• _Problem requirements_:
Copy each line below that contains "screenshot".

(Items listed in a dataset)
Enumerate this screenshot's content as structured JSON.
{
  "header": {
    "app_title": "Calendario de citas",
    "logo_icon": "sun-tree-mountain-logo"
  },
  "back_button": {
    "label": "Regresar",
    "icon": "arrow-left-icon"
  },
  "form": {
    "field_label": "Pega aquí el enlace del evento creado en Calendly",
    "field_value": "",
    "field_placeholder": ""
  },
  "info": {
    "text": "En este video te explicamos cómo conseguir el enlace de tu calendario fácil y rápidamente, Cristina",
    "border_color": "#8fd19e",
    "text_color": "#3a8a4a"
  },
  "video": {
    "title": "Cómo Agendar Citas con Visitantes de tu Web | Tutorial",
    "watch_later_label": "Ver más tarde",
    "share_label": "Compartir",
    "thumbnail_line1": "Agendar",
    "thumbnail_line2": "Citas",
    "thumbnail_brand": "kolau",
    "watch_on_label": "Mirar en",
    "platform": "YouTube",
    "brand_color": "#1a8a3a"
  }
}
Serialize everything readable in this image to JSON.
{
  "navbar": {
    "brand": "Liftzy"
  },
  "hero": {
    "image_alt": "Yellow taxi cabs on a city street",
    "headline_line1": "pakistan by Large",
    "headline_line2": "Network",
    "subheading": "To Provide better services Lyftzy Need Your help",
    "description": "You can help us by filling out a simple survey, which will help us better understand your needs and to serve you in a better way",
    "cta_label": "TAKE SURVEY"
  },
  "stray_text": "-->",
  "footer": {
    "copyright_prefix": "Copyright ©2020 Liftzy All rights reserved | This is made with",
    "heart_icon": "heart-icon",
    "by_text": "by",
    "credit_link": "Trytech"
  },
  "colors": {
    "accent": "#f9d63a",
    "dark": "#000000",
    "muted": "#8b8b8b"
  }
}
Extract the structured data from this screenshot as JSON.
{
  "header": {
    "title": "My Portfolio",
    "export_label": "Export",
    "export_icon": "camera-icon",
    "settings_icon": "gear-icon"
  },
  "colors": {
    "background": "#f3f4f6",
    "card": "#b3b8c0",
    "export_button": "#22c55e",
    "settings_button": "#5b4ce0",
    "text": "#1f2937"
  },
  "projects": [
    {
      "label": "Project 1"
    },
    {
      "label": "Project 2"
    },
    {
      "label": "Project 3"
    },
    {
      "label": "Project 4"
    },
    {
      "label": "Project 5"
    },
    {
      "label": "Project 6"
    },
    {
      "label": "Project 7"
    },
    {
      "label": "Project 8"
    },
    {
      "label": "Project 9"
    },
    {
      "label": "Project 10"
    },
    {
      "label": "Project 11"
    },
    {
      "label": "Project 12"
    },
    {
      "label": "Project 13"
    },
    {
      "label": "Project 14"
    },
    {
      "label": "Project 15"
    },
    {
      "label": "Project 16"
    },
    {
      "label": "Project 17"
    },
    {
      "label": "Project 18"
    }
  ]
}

• _Result of this task_:
Enumerate this screenshot's content as structured JSON.
Extract the structured data from this screenshot as JSON.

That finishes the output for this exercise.